Project leaders raise the consciousness of members by citing famous stutterers, among them Moses, Demosthenes, Darwin and Maugham. Members also learn about well-known "closet cases" who go through elaborate rituals and word substitutions in public to conceal their affliction. To the N.S.P., trying to cover up a stammer is bad; the handicap must be announced frankly and faced.

Stutterers speak well of the new organization. Says John Albach, clerk at a San Mateo bookstore: "I've been much more fluent since I joined the project. To become part of a national group, it's just very self-enhancing." Still, the ridicule goes on. A few days ago, Albach began stammering while quoting the price of a book; to the customers, it sounded as if it cost hundreds of dollars. "These kids had a good time laughing and mimicking me," says Albach. "Afterwards you think of all the things you could have said, but then you don't know if your rejoinders will come out right either."

....................

◆ Problems to solve:
[1] Turn the rows into a numbered list, covering everything from the very first row down to the line that contains "y-tick-label: 1 [53, 618, 63, 638]", with both ends included and blank lines omitted.
[2] Go on with the passage about the stutterers' project, starting right after its last sentence.

◆ Entries:
....................

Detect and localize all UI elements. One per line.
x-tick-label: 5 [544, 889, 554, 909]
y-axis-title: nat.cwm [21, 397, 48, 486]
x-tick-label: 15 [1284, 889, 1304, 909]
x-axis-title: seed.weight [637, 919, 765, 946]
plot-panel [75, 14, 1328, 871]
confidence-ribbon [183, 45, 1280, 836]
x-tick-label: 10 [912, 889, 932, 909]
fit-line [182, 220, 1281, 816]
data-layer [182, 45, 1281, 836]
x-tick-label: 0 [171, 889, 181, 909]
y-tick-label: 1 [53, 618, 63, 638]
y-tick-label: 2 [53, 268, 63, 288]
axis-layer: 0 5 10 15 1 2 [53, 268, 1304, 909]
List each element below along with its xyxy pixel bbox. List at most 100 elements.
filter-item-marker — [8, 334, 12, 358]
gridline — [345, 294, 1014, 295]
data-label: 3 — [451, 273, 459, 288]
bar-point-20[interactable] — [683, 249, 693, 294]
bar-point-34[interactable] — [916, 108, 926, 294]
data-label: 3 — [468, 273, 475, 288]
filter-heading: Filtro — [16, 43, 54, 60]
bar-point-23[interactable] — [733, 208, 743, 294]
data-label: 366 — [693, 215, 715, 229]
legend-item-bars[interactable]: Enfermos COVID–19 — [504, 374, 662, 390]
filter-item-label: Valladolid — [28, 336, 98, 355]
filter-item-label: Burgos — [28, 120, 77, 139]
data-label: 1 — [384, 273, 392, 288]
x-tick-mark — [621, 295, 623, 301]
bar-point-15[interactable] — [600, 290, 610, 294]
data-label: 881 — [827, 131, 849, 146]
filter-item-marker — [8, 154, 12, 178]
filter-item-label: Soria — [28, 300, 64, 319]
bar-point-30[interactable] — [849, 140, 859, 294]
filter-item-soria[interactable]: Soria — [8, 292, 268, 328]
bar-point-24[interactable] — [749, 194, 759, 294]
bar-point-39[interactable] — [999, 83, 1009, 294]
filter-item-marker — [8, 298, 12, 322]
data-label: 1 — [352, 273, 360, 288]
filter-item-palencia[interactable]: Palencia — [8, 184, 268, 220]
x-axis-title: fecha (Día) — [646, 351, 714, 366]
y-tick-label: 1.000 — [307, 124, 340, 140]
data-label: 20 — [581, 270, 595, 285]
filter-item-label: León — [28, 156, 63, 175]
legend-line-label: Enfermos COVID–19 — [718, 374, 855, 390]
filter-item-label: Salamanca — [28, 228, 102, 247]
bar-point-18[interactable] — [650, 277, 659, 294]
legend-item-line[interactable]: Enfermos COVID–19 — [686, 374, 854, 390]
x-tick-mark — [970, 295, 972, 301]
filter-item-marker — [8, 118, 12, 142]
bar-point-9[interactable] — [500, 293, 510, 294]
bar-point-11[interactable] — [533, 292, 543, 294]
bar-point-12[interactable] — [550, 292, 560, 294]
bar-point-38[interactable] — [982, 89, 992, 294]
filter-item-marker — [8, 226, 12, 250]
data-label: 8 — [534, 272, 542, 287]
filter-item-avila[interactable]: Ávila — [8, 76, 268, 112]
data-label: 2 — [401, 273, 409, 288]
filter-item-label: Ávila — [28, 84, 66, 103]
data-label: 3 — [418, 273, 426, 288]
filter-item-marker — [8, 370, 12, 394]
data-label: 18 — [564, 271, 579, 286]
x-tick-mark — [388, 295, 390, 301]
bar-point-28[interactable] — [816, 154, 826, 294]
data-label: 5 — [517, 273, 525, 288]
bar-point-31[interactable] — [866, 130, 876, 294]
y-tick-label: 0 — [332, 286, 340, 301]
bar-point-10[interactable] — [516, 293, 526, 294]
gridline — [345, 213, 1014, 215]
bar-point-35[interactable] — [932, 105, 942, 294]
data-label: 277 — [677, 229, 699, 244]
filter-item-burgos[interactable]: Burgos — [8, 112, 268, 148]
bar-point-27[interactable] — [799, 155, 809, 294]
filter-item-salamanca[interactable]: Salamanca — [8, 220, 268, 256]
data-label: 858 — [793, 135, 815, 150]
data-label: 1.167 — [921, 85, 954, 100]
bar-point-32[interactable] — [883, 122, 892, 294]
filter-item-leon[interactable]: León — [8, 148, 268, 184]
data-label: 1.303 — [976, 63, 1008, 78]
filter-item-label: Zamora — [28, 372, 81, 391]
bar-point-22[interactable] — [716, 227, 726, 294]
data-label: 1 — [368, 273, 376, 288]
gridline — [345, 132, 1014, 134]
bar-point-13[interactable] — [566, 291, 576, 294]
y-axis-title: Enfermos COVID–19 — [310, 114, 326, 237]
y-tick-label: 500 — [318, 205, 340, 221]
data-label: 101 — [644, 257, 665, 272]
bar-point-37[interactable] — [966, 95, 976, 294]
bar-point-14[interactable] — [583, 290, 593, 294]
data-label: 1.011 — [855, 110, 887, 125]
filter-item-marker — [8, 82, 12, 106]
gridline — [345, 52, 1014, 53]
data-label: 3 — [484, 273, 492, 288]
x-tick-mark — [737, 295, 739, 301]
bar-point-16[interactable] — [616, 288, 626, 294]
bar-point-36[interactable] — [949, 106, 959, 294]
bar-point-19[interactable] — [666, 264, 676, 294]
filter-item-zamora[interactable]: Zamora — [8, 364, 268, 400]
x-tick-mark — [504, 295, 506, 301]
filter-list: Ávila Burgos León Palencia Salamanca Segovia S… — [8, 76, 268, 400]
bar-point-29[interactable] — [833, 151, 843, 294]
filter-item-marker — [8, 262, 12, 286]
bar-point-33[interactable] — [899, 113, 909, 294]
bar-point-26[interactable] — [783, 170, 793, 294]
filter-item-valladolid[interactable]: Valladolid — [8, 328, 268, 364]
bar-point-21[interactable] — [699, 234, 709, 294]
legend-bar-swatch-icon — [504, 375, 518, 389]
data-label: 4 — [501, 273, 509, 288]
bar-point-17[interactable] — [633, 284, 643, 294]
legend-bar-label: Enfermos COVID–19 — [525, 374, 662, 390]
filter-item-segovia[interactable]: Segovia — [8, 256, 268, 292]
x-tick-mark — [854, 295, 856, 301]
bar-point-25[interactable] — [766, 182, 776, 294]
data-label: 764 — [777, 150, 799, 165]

....................

◆ Answer set:
[1]
1. Detect and localize all UI elements. One per line.
2. x-tick-label: 5 [544, 889, 554, 909]
3. y-axis-title: nat.cwm [21, 397, 48, 486]
4. x-tick-label: 15 [1284, 889, 1304, 909]
5. x-axis-title: seed.weight [637, 919, 765, 946]
6. plot-panel [75, 14, 1328, 871]
7. confidence-ribbon [183, 45, 1280, 836]
8. x-tick-label: 10 [912, 889, 932, 909]
9. fit-line [182, 220, 1281, 816]
10. data-layer [182, 45, 1281, 836]
11. x-tick-label: 0 [171, 889, 181, 909]
12. y-tick-label: 1 [53, 618, 63, 638]

[2]
Stutterers claim that the public has little idea of the burden of a stammer. Michael Sugarman, a graduate student at San Francisco State University, says that as a teen-ager he always ordered french fries when eating out because "french fries" were the only words on the menu he could pronounce fluently. Says he: "So I wound up with acne as well as a stutter. That was my boyhood."

Goldman's project may be unable to do anything about that, but it has already scored its first notable success. Following a protest from N.S.P., Oakland television station KTVU stopped showing Porky Pig cartoons. That's all, folks.

*Though several psychological and physiological theories have been advanced, researchers are still uncertain about the cause of stuttering.